What is being asked: Return all lines in the material below that contain "Садовая".

Source records:
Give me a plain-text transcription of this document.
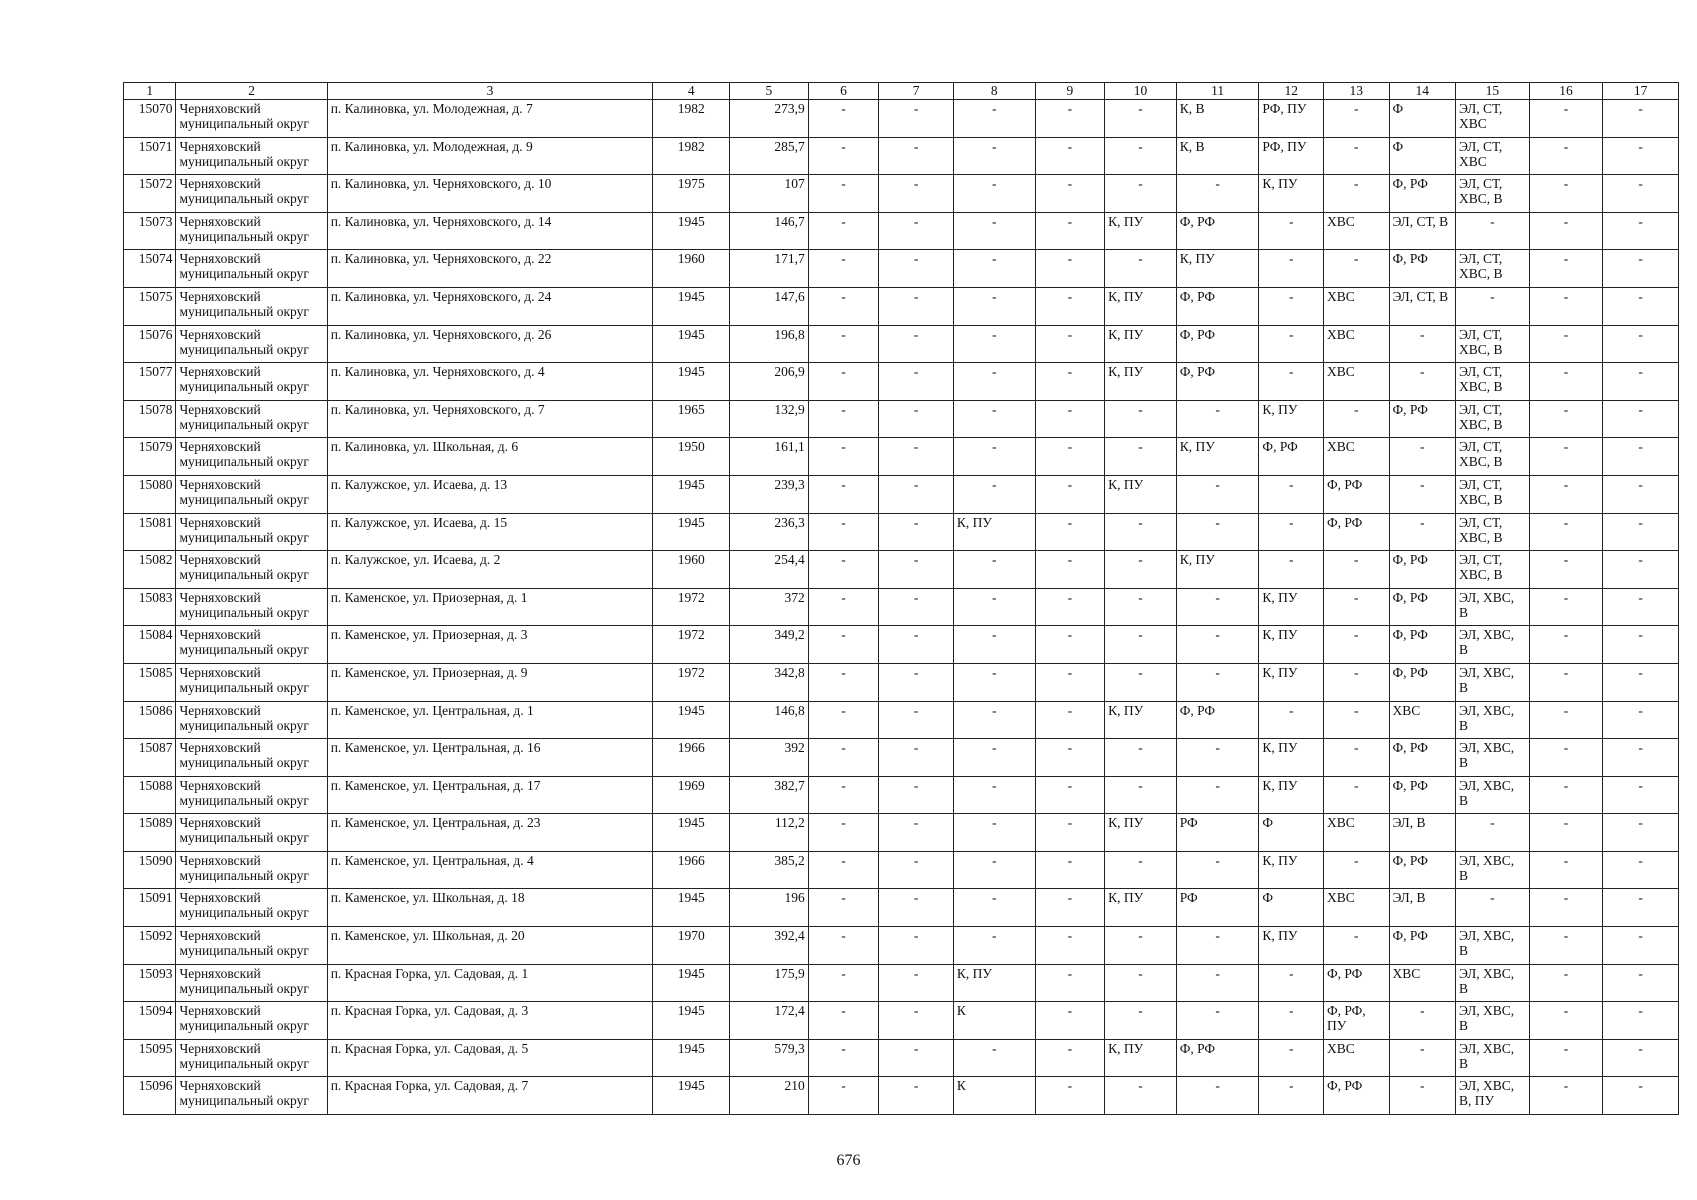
1	2	3	4	5	6	7	8	9	10	11	12	13	14	15	16	17
15070	Черняховский муниципальный округ	п. Калиновка, ул. Молодежная, д. 7	1982	273,9	-	-	-	-	-	К, В	РФ, ПУ	-	Ф	ЭЛ, СТ, ХВС	-	-
15071	Черняховский муниципальный округ	п. Калиновка, ул. Молодежная, д. 9	1982	285,7	-	-	-	-	-	К, В	РФ, ПУ	-	Ф	ЭЛ, СТ, ХВС	-	-
15072	Черняховский муниципальный округ	п. Калиновка, ул. Черняховского, д. 10	1975	107	-	-	-	-	-	-	К, ПУ	-	Ф, РФ	ЭЛ, СТ, ХВС, В	-	-
15073	Черняховский муниципальный округ	п. Калиновка, ул. Черняховского, д. 14	1945	146,7	-	-	-	-	К, ПУ	Ф, РФ	-	ХВС	ЭЛ, СТ, В	-	-	-
15074	Черняховский муниципальный округ	п. Калиновка, ул. Черняховского, д. 22	1960	171,7	-	-	-	-	-	К, ПУ	-	-	Ф, РФ	ЭЛ, СТ, ХВС, В	-	-
15075	Черняховский муниципальный округ	п. Калиновка, ул. Черняховского, д. 24	1945	147,6	-	-	-	-	К, ПУ	Ф, РФ	-	ХВС	ЭЛ, СТ, В	-	-	-
15076	Черняховский муниципальный округ	п. Калиновка, ул. Черняховского, д. 26	1945	196,8	-	-	-	-	К, ПУ	Ф, РФ	-	ХВС	-	ЭЛ, СТ, ХВС, В	-	-
15077	Черняховский муниципальный округ	п. Калиновка, ул. Черняховского, д. 4	1945	206,9	-	-	-	-	К, ПУ	Ф, РФ	-	ХВС	-	ЭЛ, СТ, ХВС, В	-	-
15078	Черняховский муниципальный округ	п. Калиновка, ул. Черняховского, д. 7	1965	132,9	-	-	-	-	-	-	К, ПУ	-	Ф, РФ	ЭЛ, СТ, ХВС, В	-	-
15079	Черняховский муниципальный округ	п. Калиновка, ул. Школьная, д. 6	1950	161,1	-	-	-	-	-	К, ПУ	Ф, РФ	ХВС	-	ЭЛ, СТ, ХВС, В	-	-
15080	Черняховский муниципальный округ	п. Калужское, ул. Исаева, д. 13	1945	239,3	-	-	-	-	К, ПУ	-	-	Ф, РФ	-	ЭЛ, СТ, ХВС, В	-	-
15081	Черняховский муниципальный округ	п. Калужское, ул. Исаева, д. 15	1945	236,3	-	-	К, ПУ	-	-	-	-	Ф, РФ	-	ЭЛ, СТ, ХВС, В	-	-
15082	Черняховский муниципальный округ	п. Калужское, ул. Исаева, д. 2	1960	254,4	-	-	-	-	-	К, ПУ	-	-	Ф, РФ	ЭЛ, СТ, ХВС, В	-	-
15083	Черняховский муниципальный округ	п. Каменское, ул. Приозерная, д. 1	1972	372	-	-	-	-	-	-	К, ПУ	-	Ф, РФ	ЭЛ, ХВС, В	-	-
15084	Черняховский муниципальный округ	п. Каменское, ул. Приозерная, д. 3	1972	349,2	-	-	-	-	-	-	К, ПУ	-	Ф, РФ	ЭЛ, ХВС, В	-	-
15085	Черняховский муниципальный округ	п. Каменское, ул. Приозерная, д. 9	1972	342,8	-	-	-	-	-	-	К, ПУ	-	Ф, РФ	ЭЛ, ХВС, В	-	-
15086	Черняховский муниципальный округ	п. Каменское, ул. Центральная, д. 1	1945	146,8	-	-	-	-	К, ПУ	Ф, РФ	-	-	ХВС	ЭЛ, ХВС, В	-	-
15087	Черняховский муниципальный округ	п. Каменское, ул. Центральная, д. 16	1966	392	-	-	-	-	-	-	К, ПУ	-	Ф, РФ	ЭЛ, ХВС, В	-	-
15088	Черняховский муниципальный округ	п. Каменское, ул. Центральная, д. 17	1969	382,7	-	-	-	-	-	-	К, ПУ	-	Ф, РФ	ЭЛ, ХВС, В	-	-
15089	Черняховский муниципальный округ	п. Каменское, ул. Центральная, д. 23	1945	112,2	-	-	-	-	К, ПУ	РФ	Ф	ХВС	ЭЛ, В	-	-	-
15090	Черняховский муниципальный округ	п. Каменское, ул. Центральная, д. 4	1966	385,2	-	-	-	-	-	-	К, ПУ	-	Ф, РФ	ЭЛ, ХВС, В	-	-
15091	Черняховский муниципальный округ	п. Каменское, ул. Школьная, д. 18	1945	196	-	-	-	-	К, ПУ	РФ	Ф	ХВС	ЭЛ, В	-	-	-
15092	Черняховский муниципальный округ	п. Каменское, ул. Школьная, д. 20	1970	392,4	-	-	-	-	-	-	К, ПУ	-	Ф, РФ	ЭЛ, ХВС, В	-	-
15093	Черняховский муниципальный округ	п. Красная Горка, ул. Садовая, д. 1	1945	175,9	-	-	К, ПУ	-	-	-	-	Ф, РФ	ХВС	ЭЛ, ХВС, В	-	-
15094	Черняховский муниципальный округ	п. Красная Горка, ул. Садовая, д. 3	1945	172,4	-	-	К	-	-	-	-	Ф, РФ, ПУ	-	ЭЛ, ХВС, В	-	-
15095	Черняховский муниципальный округ	п. Красная Горка, ул. Садовая, д. 5	1945	579,3	-	-	-	-	К, ПУ	Ф, РФ	-	ХВС	-	ЭЛ, ХВС, В	-	-
15096	Черняховский муниципальный округ	п. Красная Горка, ул. Садовая, д. 7	1945	210	-	-	К	-	-	-	-	Ф, РФ	-	ЭЛ, ХВС, В, ПУ	-	-
676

Expected output:
15093	Черняховский муниципальный округ	п. Красная Горка, ул. Садовая, д. 1	1945	175,9	-	-	К, ПУ	-	-	-	-	Ф, РФ	ХВС	ЭЛ, ХВС, В	-	-
15094	Черняховский муниципальный округ	п. Красная Горка, ул. Садовая, д. 3	1945	172,4	-	-	К	-	-	-	-	Ф, РФ, ПУ	-	ЭЛ, ХВС, В	-	-
15095	Черняховский муниципальный округ	п. Красная Горка, ул. Садовая, д. 5	1945	579,3	-	-	-	-	К, ПУ	Ф, РФ	-	ХВС	-	ЭЛ, ХВС, В	-	-
15096	Черняховский муниципальный округ	п. Красная Горка, ул. Садовая, д. 7	1945	210	-	-	К	-	-	-	-	Ф, РФ	-	ЭЛ, ХВС, В, ПУ	-	-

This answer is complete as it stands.